[Records from a data source]
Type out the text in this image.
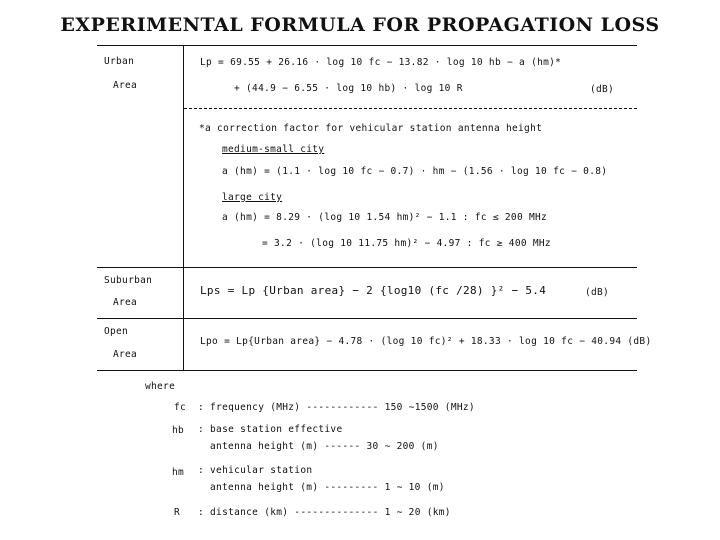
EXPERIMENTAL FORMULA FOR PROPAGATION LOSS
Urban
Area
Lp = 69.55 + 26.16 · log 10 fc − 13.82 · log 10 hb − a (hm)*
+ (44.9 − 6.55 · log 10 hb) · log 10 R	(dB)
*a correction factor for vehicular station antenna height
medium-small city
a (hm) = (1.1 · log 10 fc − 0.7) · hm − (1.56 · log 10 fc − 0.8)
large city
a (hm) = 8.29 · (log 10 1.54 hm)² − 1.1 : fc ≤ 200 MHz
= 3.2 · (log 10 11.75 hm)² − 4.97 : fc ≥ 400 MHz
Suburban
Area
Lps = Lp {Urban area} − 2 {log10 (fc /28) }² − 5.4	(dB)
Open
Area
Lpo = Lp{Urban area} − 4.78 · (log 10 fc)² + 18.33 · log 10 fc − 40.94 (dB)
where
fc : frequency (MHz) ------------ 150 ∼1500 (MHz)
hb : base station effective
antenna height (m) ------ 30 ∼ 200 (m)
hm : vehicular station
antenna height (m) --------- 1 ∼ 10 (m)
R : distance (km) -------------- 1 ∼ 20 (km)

==

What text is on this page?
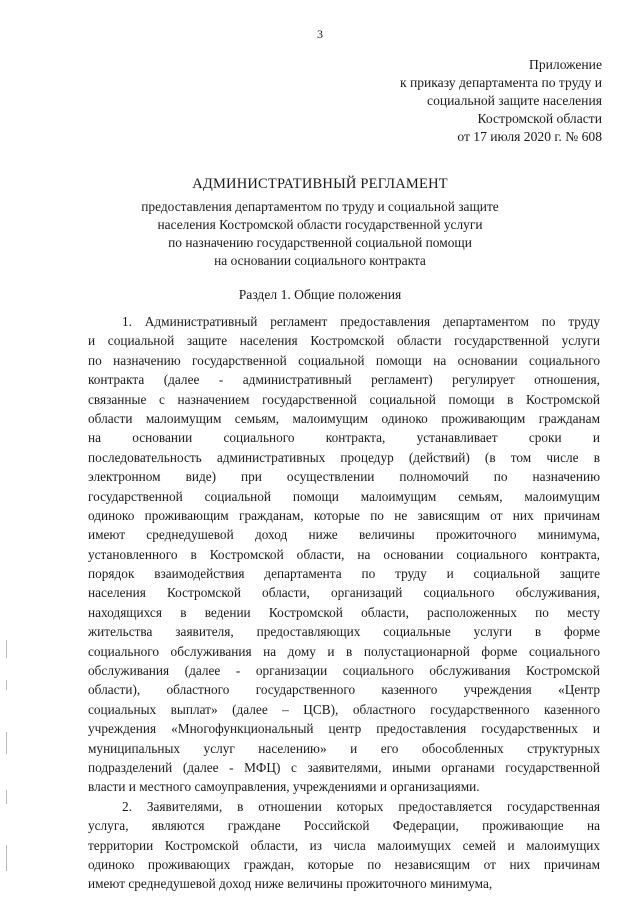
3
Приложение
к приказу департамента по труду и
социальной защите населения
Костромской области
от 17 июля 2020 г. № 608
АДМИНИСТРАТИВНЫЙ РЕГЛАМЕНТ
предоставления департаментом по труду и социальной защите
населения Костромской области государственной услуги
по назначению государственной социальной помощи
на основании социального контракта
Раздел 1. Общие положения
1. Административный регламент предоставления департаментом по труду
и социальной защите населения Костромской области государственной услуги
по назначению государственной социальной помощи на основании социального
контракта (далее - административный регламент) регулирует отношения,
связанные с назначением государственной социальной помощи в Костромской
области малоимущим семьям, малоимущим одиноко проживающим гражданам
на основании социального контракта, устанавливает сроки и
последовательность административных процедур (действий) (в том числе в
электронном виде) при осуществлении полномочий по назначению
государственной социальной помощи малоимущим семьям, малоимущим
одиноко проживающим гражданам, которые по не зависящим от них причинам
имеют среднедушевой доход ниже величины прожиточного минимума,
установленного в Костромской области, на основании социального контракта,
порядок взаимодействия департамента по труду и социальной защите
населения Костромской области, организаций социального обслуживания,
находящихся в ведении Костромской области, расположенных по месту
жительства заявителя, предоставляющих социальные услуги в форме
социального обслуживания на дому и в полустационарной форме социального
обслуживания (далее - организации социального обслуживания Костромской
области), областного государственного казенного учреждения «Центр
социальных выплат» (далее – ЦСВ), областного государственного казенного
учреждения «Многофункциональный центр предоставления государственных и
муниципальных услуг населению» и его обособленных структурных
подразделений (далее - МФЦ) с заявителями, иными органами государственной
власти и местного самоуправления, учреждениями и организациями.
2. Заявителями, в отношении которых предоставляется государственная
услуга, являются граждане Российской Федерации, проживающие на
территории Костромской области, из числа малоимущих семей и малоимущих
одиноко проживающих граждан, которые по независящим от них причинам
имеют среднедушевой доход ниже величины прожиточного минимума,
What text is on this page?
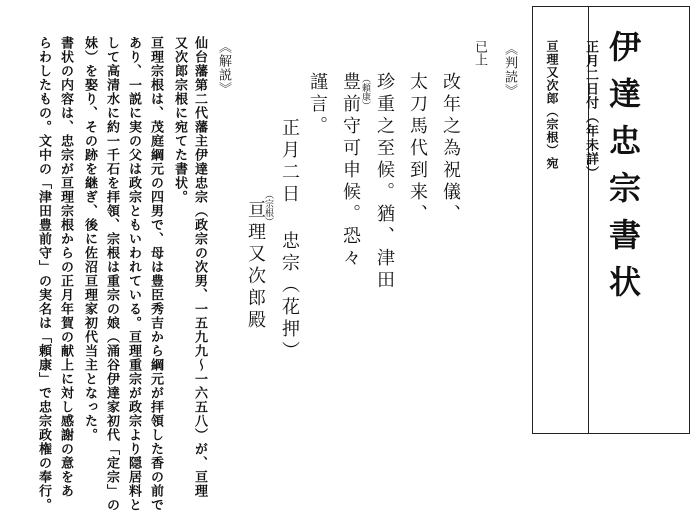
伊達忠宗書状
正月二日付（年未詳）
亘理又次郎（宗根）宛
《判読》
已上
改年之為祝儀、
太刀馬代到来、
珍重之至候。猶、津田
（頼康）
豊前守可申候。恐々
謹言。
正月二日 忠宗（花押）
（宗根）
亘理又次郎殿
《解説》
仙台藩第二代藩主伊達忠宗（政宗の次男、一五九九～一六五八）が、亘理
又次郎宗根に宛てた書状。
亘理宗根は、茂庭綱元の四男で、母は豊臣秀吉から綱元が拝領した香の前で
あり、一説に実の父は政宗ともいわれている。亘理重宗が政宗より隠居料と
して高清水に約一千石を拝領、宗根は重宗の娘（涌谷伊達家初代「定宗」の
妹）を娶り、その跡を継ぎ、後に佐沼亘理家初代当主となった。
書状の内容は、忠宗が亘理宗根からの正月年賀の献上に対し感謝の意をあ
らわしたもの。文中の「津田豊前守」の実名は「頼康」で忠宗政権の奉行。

---

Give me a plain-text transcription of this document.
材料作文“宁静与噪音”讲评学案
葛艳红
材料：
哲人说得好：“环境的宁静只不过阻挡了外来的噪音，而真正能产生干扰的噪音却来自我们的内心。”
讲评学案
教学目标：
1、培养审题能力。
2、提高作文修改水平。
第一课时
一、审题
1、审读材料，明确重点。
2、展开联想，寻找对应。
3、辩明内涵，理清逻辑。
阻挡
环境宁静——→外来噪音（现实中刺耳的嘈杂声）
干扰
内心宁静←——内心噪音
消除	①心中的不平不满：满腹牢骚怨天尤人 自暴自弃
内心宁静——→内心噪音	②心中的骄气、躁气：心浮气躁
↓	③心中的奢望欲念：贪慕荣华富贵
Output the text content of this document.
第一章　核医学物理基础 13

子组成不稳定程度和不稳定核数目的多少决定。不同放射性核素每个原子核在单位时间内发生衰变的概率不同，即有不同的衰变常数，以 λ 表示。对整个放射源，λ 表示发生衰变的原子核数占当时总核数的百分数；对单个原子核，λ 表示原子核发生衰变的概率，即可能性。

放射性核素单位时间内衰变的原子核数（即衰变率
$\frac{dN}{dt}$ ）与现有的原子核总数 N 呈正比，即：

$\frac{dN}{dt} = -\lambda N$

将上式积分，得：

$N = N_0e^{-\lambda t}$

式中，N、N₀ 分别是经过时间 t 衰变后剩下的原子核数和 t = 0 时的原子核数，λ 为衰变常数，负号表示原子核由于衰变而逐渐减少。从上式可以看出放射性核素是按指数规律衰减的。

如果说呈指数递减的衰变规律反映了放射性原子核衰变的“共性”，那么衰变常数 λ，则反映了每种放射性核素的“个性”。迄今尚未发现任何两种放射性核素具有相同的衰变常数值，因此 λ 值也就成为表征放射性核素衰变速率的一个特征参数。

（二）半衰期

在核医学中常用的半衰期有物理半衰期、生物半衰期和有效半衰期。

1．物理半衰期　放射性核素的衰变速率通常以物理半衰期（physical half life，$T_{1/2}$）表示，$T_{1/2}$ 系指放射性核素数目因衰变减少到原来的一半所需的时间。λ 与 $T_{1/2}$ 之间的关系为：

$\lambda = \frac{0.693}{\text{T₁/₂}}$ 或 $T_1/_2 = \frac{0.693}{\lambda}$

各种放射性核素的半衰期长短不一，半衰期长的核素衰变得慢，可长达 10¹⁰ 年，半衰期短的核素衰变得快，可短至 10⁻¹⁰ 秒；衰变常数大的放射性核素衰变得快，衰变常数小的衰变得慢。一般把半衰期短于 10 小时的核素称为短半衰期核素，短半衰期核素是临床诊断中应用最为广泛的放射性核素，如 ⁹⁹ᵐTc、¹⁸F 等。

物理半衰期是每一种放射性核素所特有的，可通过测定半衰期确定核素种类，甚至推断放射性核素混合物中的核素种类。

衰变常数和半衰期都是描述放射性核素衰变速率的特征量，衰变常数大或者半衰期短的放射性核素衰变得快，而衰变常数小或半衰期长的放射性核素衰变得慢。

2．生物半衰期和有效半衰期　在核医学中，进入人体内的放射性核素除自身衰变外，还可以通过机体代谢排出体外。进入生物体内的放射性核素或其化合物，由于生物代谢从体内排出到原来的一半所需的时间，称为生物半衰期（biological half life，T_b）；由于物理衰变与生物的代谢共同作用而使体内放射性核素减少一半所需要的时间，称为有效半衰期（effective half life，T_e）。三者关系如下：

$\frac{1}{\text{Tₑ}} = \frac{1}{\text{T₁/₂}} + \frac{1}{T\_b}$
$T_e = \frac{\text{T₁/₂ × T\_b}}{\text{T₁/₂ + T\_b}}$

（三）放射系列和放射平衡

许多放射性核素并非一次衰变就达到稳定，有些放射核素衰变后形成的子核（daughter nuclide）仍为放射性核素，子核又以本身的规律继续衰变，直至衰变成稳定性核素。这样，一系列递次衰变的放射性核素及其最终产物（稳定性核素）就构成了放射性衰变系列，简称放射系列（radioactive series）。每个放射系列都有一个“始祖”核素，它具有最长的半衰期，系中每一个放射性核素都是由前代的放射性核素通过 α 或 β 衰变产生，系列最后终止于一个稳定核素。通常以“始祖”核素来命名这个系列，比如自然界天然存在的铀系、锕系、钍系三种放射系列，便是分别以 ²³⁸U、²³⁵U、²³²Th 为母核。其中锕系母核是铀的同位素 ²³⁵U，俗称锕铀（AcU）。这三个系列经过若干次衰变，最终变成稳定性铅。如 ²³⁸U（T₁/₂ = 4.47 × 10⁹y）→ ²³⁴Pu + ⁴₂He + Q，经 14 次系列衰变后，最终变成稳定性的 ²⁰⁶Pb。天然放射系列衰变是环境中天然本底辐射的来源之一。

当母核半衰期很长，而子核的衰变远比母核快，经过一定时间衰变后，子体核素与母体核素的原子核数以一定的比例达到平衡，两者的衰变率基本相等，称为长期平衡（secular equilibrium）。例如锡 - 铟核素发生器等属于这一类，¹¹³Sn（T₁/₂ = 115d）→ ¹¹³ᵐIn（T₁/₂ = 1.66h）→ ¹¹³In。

* [SET TASK]:
Among the lines of the material above, how many include the string "защите"? Report only that number.

* [FINISHED TASK]:
4